[Your task]
Omit the images. Copy each entry word for word.

[Records for processing]
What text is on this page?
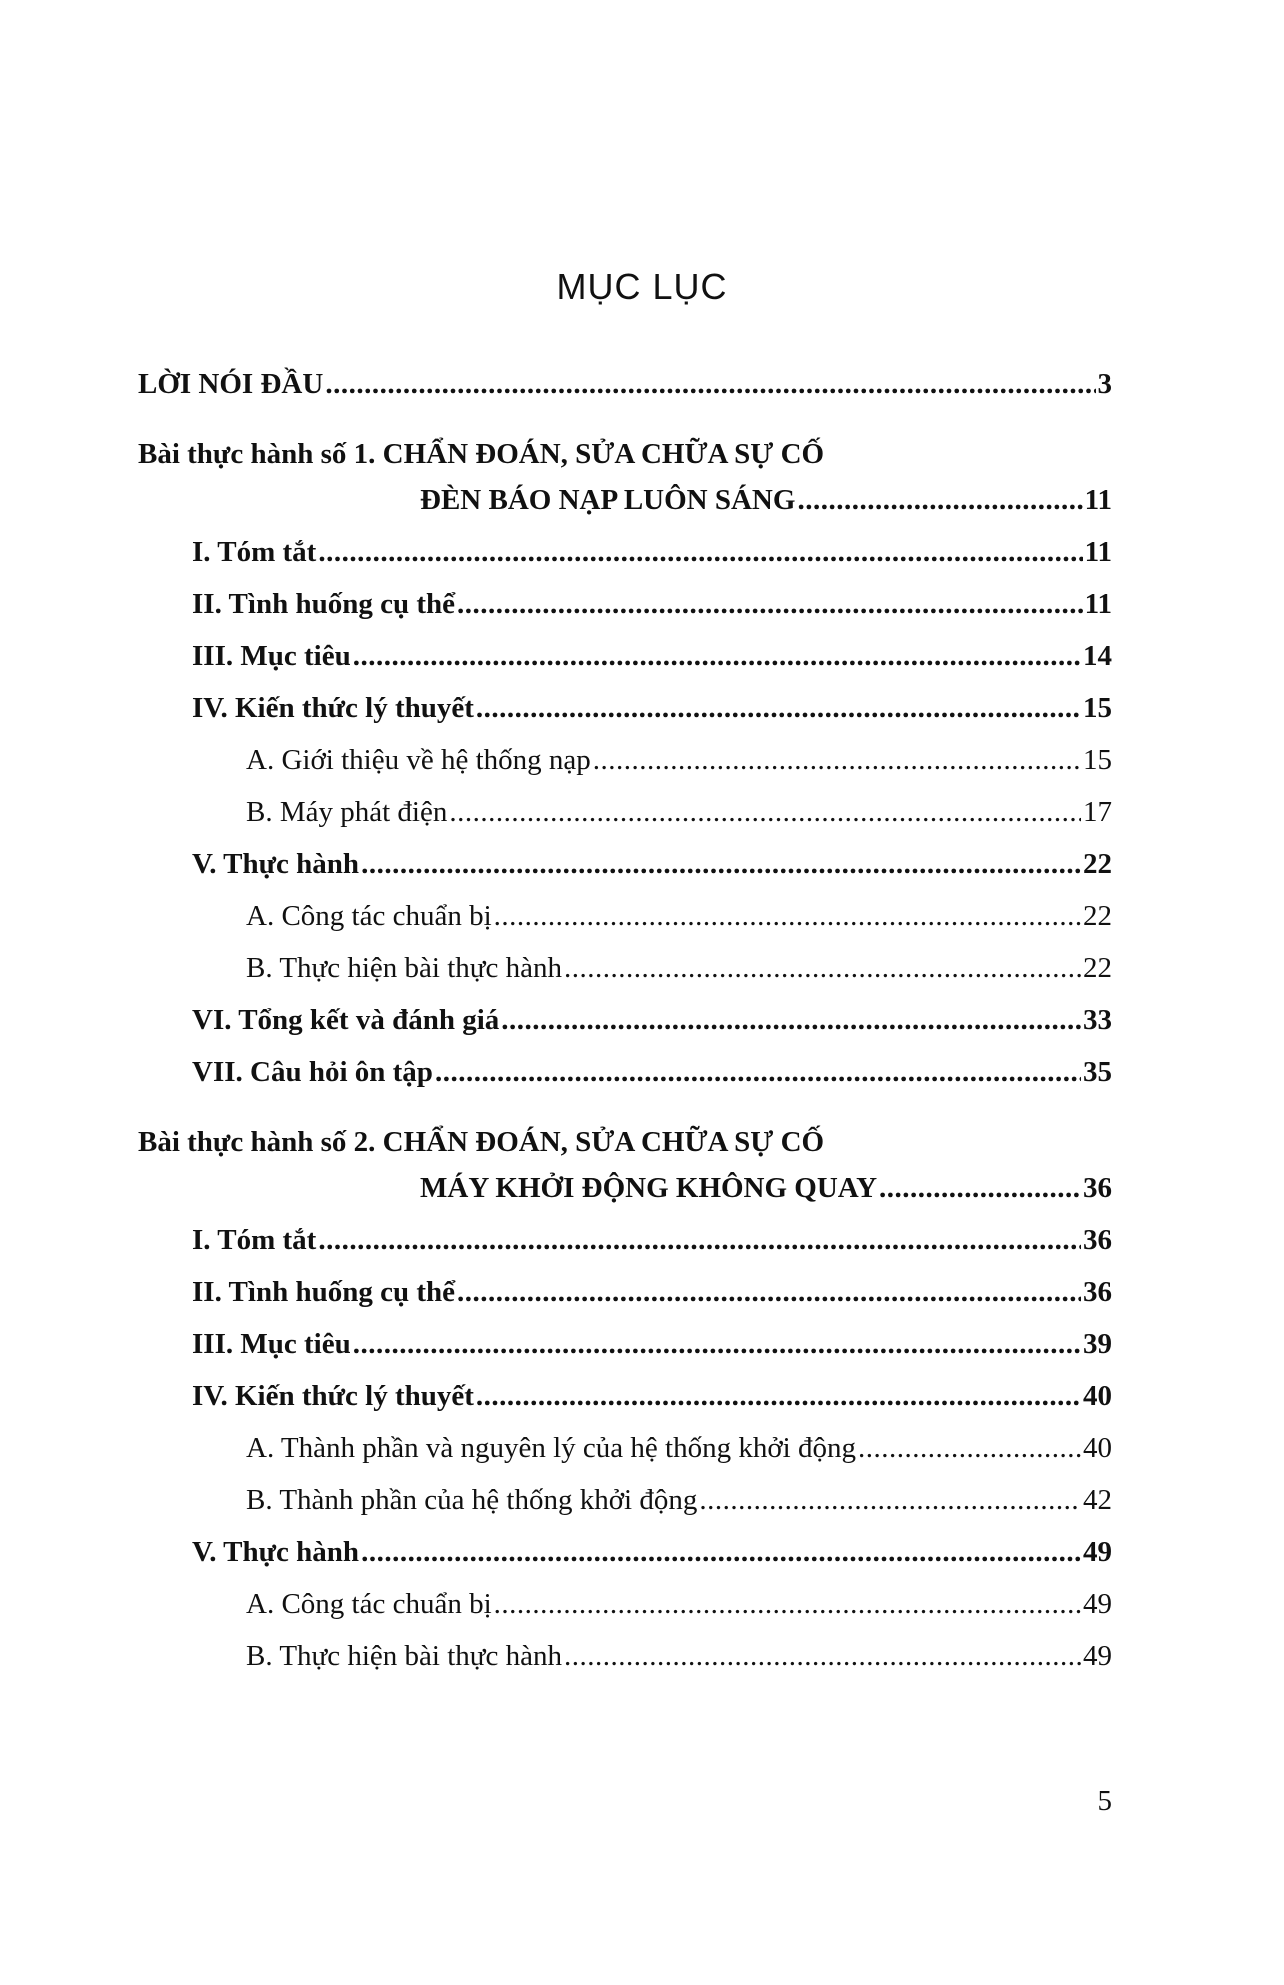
MỤC LỤC
LỜI NÓI ĐẦU .....	3
Bài thực hành số 1. CHẨN ĐOÁN, SỬA CHỮA SỰ CỐ
ĐÈN BÁO NẠP LUÔN SÁNG .....	11
I. Tóm tắt .....	11
II. Tình huống cụ thể .....	11
III. Mục tiêu .....	14
IV. Kiến thức lý thuyết .....	15
A. Giới thiệu về hệ thống nạp .....	15
B. Máy phát điện .....	17
V. Thực hành .....	22
A. Công tác chuẩn bị .....	22
B. Thực hiện bài thực hành .....	22
VI. Tổng kết và đánh giá .....	33
VII. Câu hỏi ôn tập .....	35
Bài thực hành số 2. CHẨN ĐOÁN, SỬA CHỮA SỰ CỐ
MÁY KHỞI ĐỘNG KHÔNG QUAY .....	36
I. Tóm tắt .....	36
II. Tình huống cụ thể .....	36
III. Mục tiêu .....	39
IV. Kiến thức lý thuyết .....	40
A. Thành phần và nguyên lý của hệ thống khởi động .....	40
B. Thành phần của hệ thống khởi động .....	42
V. Thực hành .....	49
A. Công tác chuẩn bị .....	49
B. Thực hiện bài thực hành .....	49
5
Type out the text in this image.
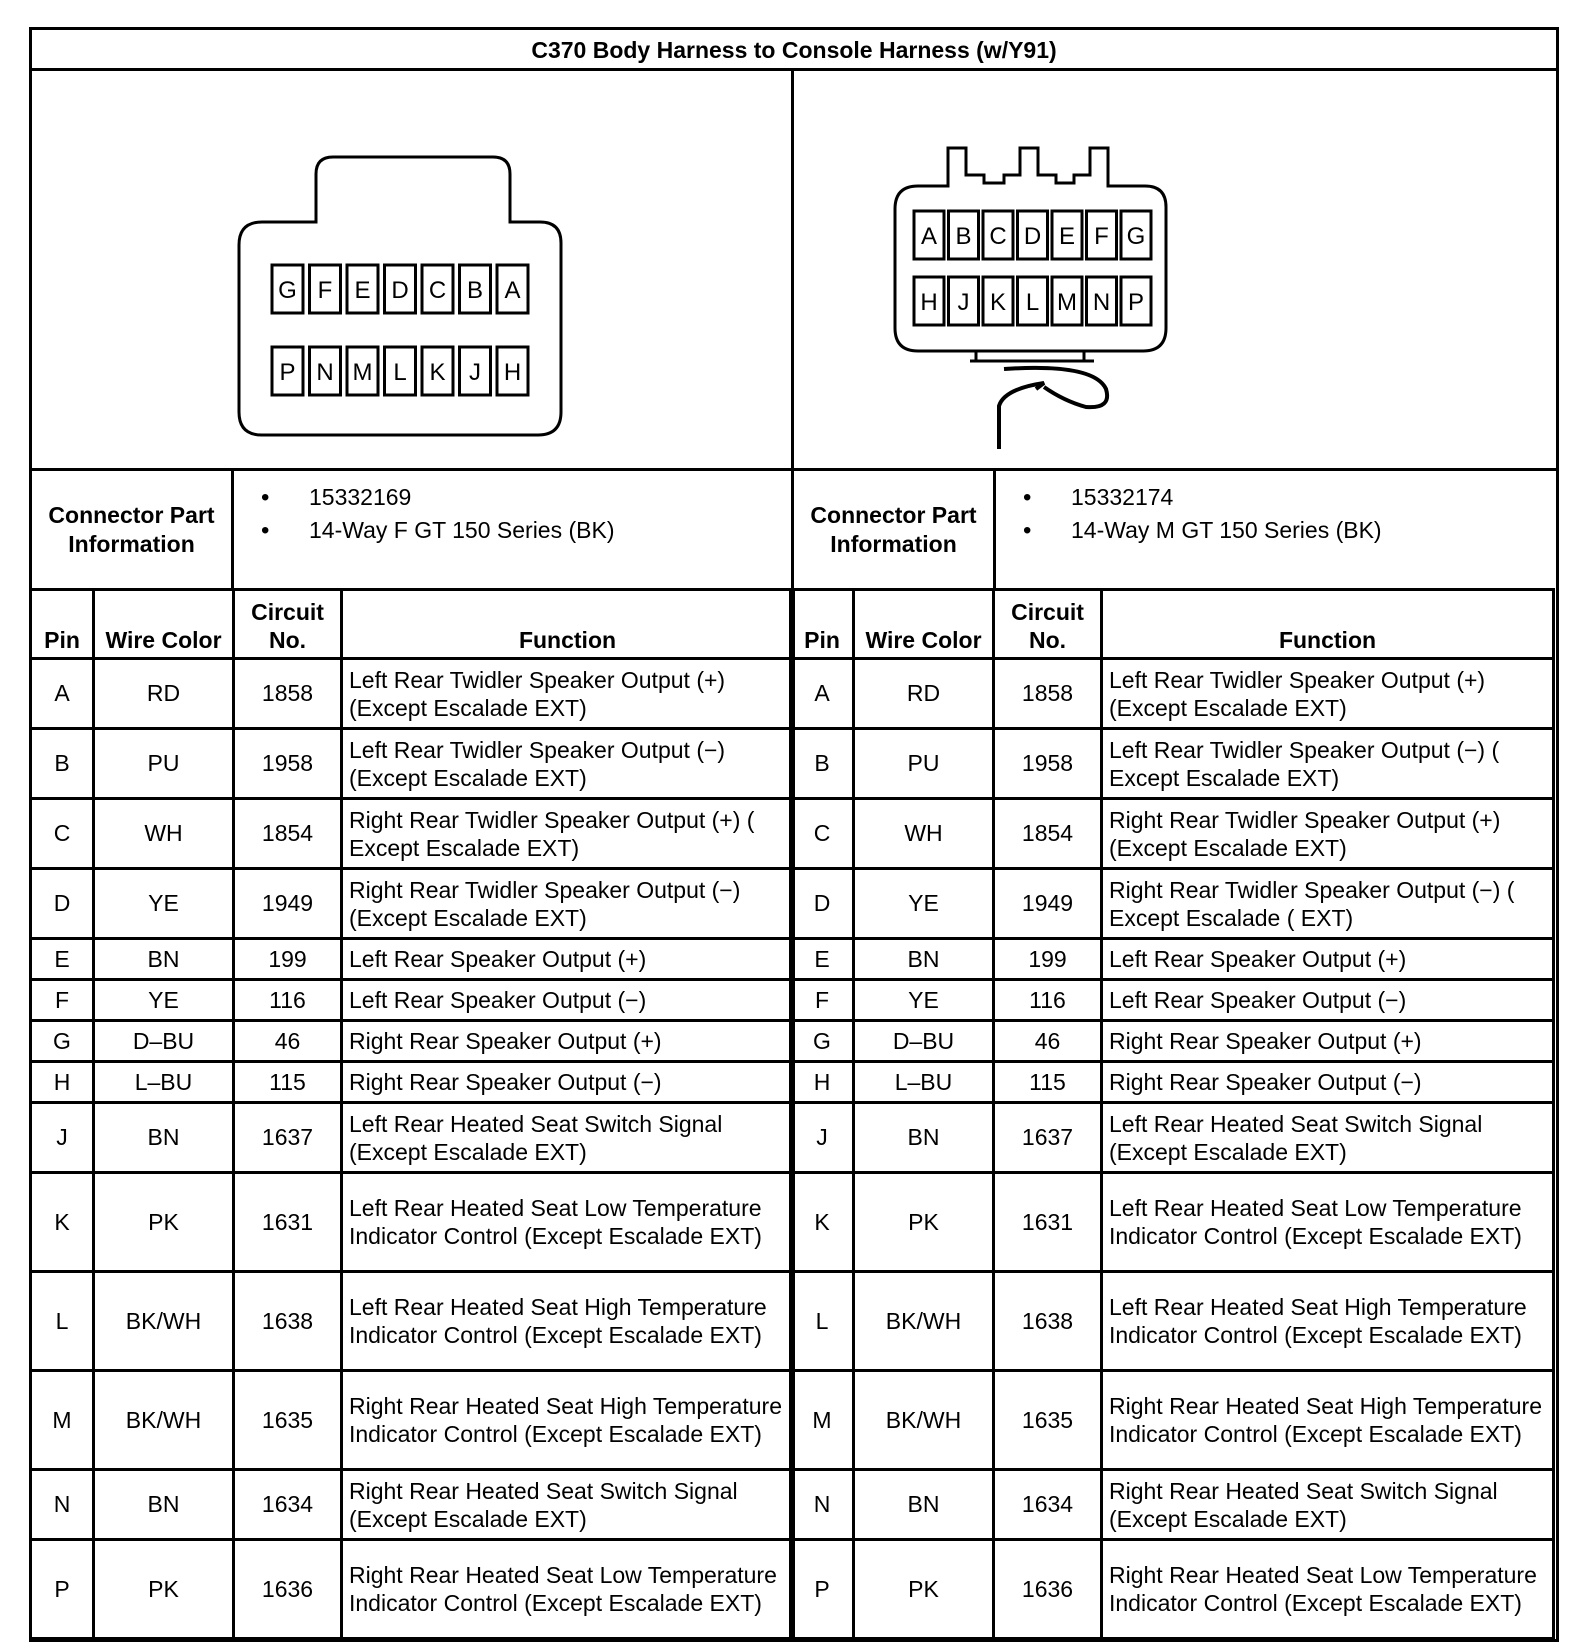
C370 Body Harness to Console Harness (w/Y91)
G F E D C B A
P N M L K J H
A B C D E F G
H J K L M N P
Connector Part Information
• 15332169
• 14-Way F GT 150 Series (BK)
Connector Part Information
• 15332174
• 14-Way M GT 150 Series (BK)
Pin	Wire Color	Circuit No.	Function
A	RD	1858	Left Rear Twidler Speaker Output (+) (Except Escalade EXT)
B	PU	1958	Left Rear Twidler Speaker Output (−) (Except Escalade EXT)
C	WH	1854	Right Rear Twidler Speaker Output (+) ( Except Escalade EXT)
D	YE	1949	Right Rear Twidler Speaker Output (−) (Except Escalade EXT)
E	BN	199	Left Rear Speaker Output (+)
F	YE	116	Left Rear Speaker Output (−)
G	D–BU	46	Right Rear Speaker Output (+)
H	L–BU	115	Right Rear Speaker Output (−)
J	BN	1637	Left Rear Heated Seat Switch Signal (Except Escalade EXT)
K	PK	1631	Left Rear Heated Seat Low Temperature Indicator Control (Except Escalade EXT)
L	BK/WH	1638	Left Rear Heated Seat High Temperature Indicator Control (Except Escalade EXT)
M	BK/WH	1635	Right Rear Heated Seat High Temperature Indicator Control (Except Escalade EXT)
N	BN	1634	Right Rear Heated Seat Switch Signal (Except Escalade EXT)
P	PK	1636	Right Rear Heated Seat Low Temperature Indicator Control (Except Escalade EXT)
Pin	Wire Color	Circuit No.	Function
A	RD	1858	Left Rear Twidler Speaker Output (+) (Except Escalade EXT)
B	PU	1958	Left Rear Twidler Speaker Output (−) ( Except Escalade EXT)
C	WH	1854	Right Rear Twidler Speaker Output (+) (Except Escalade EXT)
D	YE	1949	Right Rear Twidler Speaker Output (−) ( Except Escalade ( EXT)
E	BN	199	Left Rear Speaker Output (+)
F	YE	116	Left Rear Speaker Output (−)
G	D–BU	46	Right Rear Speaker Output (+)
H	L–BU	115	Right Rear Speaker Output (−)
J	BN	1637	Left Rear Heated Seat Switch Signal (Except Escalade EXT)
K	PK	1631	Left Rear Heated Seat Low Temperature Indicator Control (Except Escalade EXT)
L	BK/WH	1638	Left Rear Heated Seat High Temperature Indicator Control (Except Escalade EXT)
M	BK/WH	1635	Right Rear Heated Seat High Temperature Indicator Control (Except Escalade EXT)
N	BN	1634	Right Rear Heated Seat Switch Signal (Except Escalade EXT)
P	PK	1636	Right Rear Heated Seat Low Temperature Indicator Control (Except Escalade EXT)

[Complete output]
What text is on this page?
MỤC LỤC
LỜI NÓI ĐẦU .....	3
Bài thực hành số 1. CHẨN ĐOÁN, SỬA CHỮA SỰ CỐ
ĐÈN BÁO NẠP LUÔN SÁNG .....	11
I. Tóm tắt .....	11
II. Tình huống cụ thể .....	11
III. Mục tiêu .....	14
IV. Kiến thức lý thuyết .....	15
A. Giới thiệu về hệ thống nạp .....	15
B. Máy phát điện .....	17
V. Thực hành .....	22
A. Công tác chuẩn bị .....	22
B. Thực hiện bài thực hành .....	22
VI. Tổng kết và đánh giá .....	33
VII. Câu hỏi ôn tập .....	35
Bài thực hành số 2. CHẨN ĐOÁN, SỬA CHỮA SỰ CỐ
MÁY KHỞI ĐỘNG KHÔNG QUAY .....	36
I. Tóm tắt .....	36
II. Tình huống cụ thể .....	36
III. Mục tiêu .....	39
IV. Kiến thức lý thuyết .....	40
A. Thành phần và nguyên lý của hệ thống khởi động .....	40
B. Thành phần của hệ thống khởi động .....	42
V. Thực hành .....	49
A. Công tác chuẩn bị .....	49
B. Thực hiện bài thực hành .....	49
5
Type out the text in this image.
C370 Body Harness to Console Harness (w/Y91)
G F E D C B A
P N M L K J H
A B C D E F G
H J K L M N P
Connector Part Information
• 15332169
• 14-Way F GT 150 Series (BK)
Connector Part Information
• 15332174
• 14-Way M GT 150 Series (BK)
Pin	Wire Color	Circuit No.	Function
A	RD	1858	Left Rear Twidler Speaker Output (+) (Except Escalade EXT)
B	PU	1958	Left Rear Twidler Speaker Output (−) (Except Escalade EXT)
C	WH	1854	Right Rear Twidler Speaker Output (+) ( Except Escalade EXT)
D	YE	1949	Right Rear Twidler Speaker Output (−) (Except Escalade EXT)
E	BN	199	Left Rear Speaker Output (+)
F	YE	116	Left Rear Speaker Output (−)
G	D–BU	46	Right Rear Speaker Output (+)
H	L–BU	115	Right Rear Speaker Output (−)
J	BN	1637	Left Rear Heated Seat Switch Signal (Except Escalade EXT)
K	PK	1631	Left Rear Heated Seat Low Temperature Indicator Control (Except Escalade EXT)
L	BK/WH	1638	Left Rear Heated Seat High Temperature Indicator Control (Except Escalade EXT)
M	BK/WH	1635	Right Rear Heated Seat High Temperature Indicator Control (Except Escalade EXT)
N	BN	1634	Right Rear Heated Seat Switch Signal (Except Escalade EXT)
P	PK	1636	Right Rear Heated Seat Low Temperature Indicator Control (Except Escalade EXT)
Pin	Wire Color	Circuit No.	Function
A	RD	1858	Left Rear Twidler Speaker Output (+) (Except Escalade EXT)
B	PU	1958	Left Rear Twidler Speaker Output (−) ( Except Escalade EXT)
C	WH	1854	Right Rear Twidler Speaker Output (+) (Except Escalade EXT)
D	YE	1949	Right Rear Twidler Speaker Output (−) ( Except Escalade ( EXT)
E	BN	199	Left Rear Speaker Output (+)
F	YE	116	Left Rear Speaker Output (−)
G	D–BU	46	Right Rear Speaker Output (+)
H	L–BU	115	Right Rear Speaker Output (−)
J	BN	1637	Left Rear Heated Seat Switch Signal (Except Escalade EXT)
K	PK	1631	Left Rear Heated Seat Low Temperature Indicator Control (Except Escalade EXT)
L	BK/WH	1638	Left Rear Heated Seat High Temperature Indicator Control (Except Escalade EXT)
M	BK/WH	1635	Right Rear Heated Seat High Temperature Indicator Control (Except Escalade EXT)
N	BN	1634	Right Rear Heated Seat Switch Signal (Except Escalade EXT)
P	PK	1636	Right Rear Heated Seat Low Temperature Indicator Control (Except Escalade EXT)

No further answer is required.